ACTIVITY - In the entries below, count every line that has the string "UMIs", and answer with that count alone.

GIVEN INFORMATION -
==============================

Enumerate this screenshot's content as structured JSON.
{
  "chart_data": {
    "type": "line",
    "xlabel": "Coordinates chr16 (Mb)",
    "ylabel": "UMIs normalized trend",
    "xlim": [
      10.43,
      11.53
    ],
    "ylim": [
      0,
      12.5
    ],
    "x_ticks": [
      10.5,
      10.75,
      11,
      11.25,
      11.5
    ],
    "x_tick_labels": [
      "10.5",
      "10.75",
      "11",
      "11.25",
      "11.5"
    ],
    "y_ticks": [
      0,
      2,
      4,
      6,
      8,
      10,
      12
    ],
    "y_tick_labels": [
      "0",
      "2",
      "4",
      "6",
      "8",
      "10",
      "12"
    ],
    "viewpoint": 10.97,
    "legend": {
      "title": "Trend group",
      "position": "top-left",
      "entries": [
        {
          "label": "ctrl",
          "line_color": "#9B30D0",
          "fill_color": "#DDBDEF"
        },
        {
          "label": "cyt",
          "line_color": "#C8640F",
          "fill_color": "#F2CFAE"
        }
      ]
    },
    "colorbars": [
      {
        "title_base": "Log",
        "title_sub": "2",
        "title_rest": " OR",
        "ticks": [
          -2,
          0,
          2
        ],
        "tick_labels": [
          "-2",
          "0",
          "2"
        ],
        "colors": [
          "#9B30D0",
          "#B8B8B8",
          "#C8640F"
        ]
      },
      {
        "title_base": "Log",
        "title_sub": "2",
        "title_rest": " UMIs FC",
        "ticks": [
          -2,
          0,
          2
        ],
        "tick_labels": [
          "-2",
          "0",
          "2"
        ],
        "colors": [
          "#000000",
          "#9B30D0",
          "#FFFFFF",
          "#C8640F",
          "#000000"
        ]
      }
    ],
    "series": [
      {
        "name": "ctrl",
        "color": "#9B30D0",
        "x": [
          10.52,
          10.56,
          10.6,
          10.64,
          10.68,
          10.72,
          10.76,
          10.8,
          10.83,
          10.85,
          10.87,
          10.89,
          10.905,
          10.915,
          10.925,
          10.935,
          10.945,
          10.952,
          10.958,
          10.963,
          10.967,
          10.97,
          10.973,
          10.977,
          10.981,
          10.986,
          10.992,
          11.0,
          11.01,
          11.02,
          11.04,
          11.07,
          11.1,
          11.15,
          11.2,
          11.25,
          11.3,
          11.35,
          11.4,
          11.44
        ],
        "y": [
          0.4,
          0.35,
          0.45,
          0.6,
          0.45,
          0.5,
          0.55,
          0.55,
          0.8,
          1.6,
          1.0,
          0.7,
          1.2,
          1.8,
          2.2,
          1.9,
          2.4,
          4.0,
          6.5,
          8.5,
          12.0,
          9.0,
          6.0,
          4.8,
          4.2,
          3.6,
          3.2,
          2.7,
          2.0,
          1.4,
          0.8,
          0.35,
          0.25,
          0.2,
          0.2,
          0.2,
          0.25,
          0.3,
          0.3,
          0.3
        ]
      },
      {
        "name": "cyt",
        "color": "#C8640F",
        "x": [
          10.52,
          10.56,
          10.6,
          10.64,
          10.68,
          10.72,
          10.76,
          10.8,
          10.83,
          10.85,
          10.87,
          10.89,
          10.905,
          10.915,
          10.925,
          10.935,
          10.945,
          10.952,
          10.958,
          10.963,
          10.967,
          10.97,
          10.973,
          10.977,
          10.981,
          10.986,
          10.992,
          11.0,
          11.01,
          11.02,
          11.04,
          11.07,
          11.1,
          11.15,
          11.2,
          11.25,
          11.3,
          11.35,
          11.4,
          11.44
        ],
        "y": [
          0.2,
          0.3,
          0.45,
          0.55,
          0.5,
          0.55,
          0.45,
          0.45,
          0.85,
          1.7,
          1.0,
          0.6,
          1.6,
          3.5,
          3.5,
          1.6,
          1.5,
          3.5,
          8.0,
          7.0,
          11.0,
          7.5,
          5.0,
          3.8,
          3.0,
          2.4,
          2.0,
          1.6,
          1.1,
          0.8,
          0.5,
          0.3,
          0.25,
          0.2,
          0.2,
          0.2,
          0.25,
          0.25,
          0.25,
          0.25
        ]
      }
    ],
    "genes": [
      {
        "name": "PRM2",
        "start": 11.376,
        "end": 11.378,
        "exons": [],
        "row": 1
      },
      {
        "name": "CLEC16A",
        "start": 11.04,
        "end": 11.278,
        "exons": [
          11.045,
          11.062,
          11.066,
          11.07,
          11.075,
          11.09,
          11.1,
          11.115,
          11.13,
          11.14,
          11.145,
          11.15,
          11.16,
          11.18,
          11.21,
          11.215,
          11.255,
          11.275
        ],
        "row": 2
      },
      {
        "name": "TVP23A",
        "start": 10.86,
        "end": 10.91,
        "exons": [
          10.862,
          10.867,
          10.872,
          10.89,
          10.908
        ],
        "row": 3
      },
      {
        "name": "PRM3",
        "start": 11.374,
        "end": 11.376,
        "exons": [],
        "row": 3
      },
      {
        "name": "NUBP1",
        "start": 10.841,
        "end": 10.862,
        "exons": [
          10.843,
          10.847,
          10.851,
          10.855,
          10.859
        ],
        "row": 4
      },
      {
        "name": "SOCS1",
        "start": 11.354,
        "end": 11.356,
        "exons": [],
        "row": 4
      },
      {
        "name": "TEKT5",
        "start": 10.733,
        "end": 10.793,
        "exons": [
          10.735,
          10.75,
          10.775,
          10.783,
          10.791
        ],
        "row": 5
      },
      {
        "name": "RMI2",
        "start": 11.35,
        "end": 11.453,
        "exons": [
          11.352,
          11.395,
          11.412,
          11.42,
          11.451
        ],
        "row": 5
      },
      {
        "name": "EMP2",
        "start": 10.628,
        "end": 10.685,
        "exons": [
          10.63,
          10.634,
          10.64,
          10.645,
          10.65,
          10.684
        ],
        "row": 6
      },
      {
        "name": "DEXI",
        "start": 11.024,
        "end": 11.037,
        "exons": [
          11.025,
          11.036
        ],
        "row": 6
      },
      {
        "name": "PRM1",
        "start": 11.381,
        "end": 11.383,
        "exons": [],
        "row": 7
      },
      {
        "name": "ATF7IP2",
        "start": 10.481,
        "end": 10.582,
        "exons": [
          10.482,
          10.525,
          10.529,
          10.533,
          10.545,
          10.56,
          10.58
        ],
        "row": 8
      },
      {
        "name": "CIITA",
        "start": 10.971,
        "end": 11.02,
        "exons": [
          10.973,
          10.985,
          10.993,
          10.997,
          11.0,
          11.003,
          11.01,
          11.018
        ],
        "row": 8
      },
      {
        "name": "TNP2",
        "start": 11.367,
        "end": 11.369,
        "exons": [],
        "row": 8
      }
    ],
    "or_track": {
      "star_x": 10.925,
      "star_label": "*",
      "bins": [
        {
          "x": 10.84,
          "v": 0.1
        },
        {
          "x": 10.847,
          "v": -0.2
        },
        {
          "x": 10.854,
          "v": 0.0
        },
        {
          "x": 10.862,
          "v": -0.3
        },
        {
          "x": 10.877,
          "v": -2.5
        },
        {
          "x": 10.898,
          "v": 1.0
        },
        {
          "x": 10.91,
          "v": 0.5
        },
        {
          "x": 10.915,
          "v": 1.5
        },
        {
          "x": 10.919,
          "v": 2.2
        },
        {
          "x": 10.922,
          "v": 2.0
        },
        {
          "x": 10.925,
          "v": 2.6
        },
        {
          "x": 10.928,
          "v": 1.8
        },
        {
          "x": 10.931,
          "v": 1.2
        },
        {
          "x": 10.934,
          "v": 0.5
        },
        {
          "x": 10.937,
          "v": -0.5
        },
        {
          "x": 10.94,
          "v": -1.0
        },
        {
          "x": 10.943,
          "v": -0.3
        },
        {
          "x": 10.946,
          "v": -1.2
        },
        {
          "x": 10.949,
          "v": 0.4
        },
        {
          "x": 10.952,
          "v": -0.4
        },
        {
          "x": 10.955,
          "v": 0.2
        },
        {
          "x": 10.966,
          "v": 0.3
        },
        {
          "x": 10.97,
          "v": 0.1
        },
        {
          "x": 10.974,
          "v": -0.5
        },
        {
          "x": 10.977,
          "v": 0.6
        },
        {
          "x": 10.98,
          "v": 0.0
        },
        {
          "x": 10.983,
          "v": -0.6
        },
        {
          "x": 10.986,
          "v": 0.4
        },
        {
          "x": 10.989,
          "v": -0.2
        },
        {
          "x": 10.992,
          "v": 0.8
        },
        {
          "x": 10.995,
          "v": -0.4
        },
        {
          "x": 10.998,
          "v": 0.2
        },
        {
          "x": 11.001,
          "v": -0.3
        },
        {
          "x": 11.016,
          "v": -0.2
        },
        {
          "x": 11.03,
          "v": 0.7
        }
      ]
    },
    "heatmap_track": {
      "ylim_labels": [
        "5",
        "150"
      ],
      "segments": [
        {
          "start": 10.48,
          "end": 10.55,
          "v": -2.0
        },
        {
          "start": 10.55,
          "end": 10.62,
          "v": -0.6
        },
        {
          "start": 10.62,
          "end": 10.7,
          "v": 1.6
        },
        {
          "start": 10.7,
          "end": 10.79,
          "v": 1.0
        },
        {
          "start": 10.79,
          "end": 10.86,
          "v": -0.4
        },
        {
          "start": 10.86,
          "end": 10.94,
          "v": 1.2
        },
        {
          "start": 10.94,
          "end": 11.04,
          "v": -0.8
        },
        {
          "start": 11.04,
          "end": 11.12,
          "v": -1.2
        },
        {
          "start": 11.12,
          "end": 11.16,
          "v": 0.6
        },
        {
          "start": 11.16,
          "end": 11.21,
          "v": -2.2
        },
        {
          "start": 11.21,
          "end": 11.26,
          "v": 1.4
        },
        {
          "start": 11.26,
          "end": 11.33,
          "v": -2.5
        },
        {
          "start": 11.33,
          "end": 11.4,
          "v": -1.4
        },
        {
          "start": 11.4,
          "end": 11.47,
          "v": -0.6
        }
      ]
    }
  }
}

==============================

SOLUTION TO THIS PROBLEM - 2